SUPPLIED TEXT
# # # # # # #
Walking to and from school in the 1950s and ‘60s yielded exercise, adventure, learning and fond memories.
Rich walked or bicycled about a mile to and from school down one road, along a woodsy path, across the Rockaway River, and around a wetland to school. Along the way were frogs to catch, stones to toss in the river, and little melted snow streams to dam with rocks and watch the water flow. The trek to school may have been as educational as the classroom topics and lots more fun.
On her way to a friend’s house in Florida, Marion balanced along logs and stopped to talk with the friendly horse in a pasture. In New Hampshire she and friend, Pete Martell, opted for the hypotenuse route to school. They had just learned that the shortest distance between two points is a straight line! Instead of following the road through the village and down School Street, they crossed the Piscataquog River on a large pipe above the dam and jagged rocks connecting two factories. Half way across the pipe, the consequences of a fall dawned on her. This one-time “adventure” became a lifelong lesson in thinking through actions.
At a recent conference Blue Zones Director of Innovation and Inspiration, Dan Burden, told us the odds of a child being abducted by strangers has been dropping for years and is lower today than in the 50’s. Ironically, modern parents fear abduction and drive their kids to school, robbing them of exercise, fun, and learning.
Cedar Rapids Community School administrator, Steve Graham, told us that most school districts built schools in residential neighborhoods so children could walk. Nearby streets were never designed for the heavy traffic that now occurs each morning and afternoon when parents drop off or pick up kids, even when they live just a block or two away.
We were free range kids. Mom and Dad expected us to get to and from destinations and to exercise good judgment. We made mistakes, got skinned knees and mosquito bites, but we learned. In those delicious walks after school and on weekend rambles we invented games played in vacant lots with other kids, chased butterflies, stomped in the snow, climbed trees and experienced the world first hand. We learned.
# # # # # # #
THE REQUEST
From the piece on walking to school, output the stretch from "Rich walked or" through "lots more fun." word for word. The entries have nothing to do with what is asked here.
# # # # # # #
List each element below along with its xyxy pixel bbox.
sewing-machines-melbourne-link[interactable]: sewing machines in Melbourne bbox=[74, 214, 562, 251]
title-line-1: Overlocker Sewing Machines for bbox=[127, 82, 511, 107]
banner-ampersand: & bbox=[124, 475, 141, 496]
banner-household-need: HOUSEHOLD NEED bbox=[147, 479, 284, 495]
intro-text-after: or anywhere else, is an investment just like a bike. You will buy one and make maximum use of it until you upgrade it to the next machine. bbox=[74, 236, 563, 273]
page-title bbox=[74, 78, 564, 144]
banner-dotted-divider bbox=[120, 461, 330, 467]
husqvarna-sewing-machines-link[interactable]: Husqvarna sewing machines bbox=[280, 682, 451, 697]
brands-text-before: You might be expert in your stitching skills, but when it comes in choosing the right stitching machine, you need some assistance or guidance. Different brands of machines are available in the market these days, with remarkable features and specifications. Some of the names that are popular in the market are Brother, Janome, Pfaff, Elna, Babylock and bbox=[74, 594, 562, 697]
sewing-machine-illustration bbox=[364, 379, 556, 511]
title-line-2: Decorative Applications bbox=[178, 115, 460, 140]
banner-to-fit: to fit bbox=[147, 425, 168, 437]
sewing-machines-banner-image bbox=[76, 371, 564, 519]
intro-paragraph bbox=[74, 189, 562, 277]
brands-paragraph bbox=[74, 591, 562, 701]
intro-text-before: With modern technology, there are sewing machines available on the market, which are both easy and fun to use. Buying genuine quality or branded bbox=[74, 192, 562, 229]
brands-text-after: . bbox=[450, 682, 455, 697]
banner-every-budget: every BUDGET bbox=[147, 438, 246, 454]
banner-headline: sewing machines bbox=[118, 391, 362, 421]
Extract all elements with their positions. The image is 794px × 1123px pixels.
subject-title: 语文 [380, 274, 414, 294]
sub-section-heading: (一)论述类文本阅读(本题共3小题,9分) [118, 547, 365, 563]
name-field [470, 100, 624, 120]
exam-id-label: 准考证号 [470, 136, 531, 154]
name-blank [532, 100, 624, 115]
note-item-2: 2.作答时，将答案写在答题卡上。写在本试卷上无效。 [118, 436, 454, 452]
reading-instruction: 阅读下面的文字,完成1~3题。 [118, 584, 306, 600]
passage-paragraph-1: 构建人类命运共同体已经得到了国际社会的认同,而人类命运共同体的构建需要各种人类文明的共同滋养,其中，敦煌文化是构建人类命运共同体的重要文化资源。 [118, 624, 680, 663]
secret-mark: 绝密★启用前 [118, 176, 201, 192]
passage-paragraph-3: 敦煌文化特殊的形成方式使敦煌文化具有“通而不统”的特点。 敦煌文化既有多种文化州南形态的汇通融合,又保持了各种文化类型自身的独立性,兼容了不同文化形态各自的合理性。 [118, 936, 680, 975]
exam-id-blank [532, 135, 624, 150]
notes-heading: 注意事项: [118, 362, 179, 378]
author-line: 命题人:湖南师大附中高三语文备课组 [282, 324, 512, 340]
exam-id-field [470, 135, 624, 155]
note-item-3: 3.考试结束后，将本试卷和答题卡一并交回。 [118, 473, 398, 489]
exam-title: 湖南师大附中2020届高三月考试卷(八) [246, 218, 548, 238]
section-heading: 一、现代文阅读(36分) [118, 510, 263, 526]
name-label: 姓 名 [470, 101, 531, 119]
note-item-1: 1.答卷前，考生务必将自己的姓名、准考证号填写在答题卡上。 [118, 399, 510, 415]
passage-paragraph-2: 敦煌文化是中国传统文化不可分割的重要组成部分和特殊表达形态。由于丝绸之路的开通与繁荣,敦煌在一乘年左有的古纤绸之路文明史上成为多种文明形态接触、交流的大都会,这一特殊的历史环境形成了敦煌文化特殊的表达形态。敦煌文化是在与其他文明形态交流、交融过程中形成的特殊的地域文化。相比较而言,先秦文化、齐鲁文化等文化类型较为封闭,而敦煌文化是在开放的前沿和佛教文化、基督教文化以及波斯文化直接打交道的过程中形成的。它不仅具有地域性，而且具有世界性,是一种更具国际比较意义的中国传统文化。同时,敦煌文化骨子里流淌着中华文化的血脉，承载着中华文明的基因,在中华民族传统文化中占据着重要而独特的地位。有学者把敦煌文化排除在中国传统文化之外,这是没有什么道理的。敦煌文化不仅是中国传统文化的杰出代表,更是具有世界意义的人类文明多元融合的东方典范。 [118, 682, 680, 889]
# # # # # # #
THE ANSWER
Rich walked or bicycled about a mile to and from school down one road, along a woodsy path, across the Rockaway River, and around a wetland to school. Along the way were frogs to catch, stones to toss in the river, and little melted snow streams to dam with rocks and watch the water flow. The trek to school may have been as educational as the classroom topics and lots more fun.